_Written task_.
Assemble all lines in which the string "command" appears.

_Given records_.
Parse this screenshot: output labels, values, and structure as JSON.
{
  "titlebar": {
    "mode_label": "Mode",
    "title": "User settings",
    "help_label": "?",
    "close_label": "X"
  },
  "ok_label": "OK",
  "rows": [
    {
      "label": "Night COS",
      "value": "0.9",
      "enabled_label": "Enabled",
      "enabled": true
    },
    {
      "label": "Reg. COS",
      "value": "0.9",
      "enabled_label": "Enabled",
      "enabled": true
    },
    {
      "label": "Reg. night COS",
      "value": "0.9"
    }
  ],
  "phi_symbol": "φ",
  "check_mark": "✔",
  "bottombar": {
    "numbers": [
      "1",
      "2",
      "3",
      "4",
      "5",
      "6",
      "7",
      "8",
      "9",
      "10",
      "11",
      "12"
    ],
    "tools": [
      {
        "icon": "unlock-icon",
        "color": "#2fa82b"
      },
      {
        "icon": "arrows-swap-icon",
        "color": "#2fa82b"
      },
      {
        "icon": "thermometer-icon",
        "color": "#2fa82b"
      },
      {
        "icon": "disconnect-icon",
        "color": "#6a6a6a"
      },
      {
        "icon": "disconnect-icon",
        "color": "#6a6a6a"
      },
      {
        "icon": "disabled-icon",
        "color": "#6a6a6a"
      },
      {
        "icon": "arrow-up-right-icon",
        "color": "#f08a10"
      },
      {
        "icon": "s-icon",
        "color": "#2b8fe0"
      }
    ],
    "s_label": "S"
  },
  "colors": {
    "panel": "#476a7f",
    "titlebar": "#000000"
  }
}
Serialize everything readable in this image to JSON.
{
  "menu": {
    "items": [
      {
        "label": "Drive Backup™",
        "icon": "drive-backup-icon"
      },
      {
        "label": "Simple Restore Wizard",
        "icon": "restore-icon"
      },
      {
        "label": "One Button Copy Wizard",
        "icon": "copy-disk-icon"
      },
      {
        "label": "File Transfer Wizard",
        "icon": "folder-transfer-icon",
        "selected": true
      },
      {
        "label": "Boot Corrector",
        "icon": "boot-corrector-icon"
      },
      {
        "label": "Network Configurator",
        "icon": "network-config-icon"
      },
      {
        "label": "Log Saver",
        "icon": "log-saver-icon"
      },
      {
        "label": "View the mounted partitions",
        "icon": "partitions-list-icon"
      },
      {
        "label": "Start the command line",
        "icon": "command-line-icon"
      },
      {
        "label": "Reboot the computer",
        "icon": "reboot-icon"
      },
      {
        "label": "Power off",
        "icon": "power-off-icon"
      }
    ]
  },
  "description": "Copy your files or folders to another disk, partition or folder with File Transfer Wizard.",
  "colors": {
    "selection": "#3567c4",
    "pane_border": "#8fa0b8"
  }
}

_Expected output_.
        "label": "Start the command line",
        "icon": "command-line-icon"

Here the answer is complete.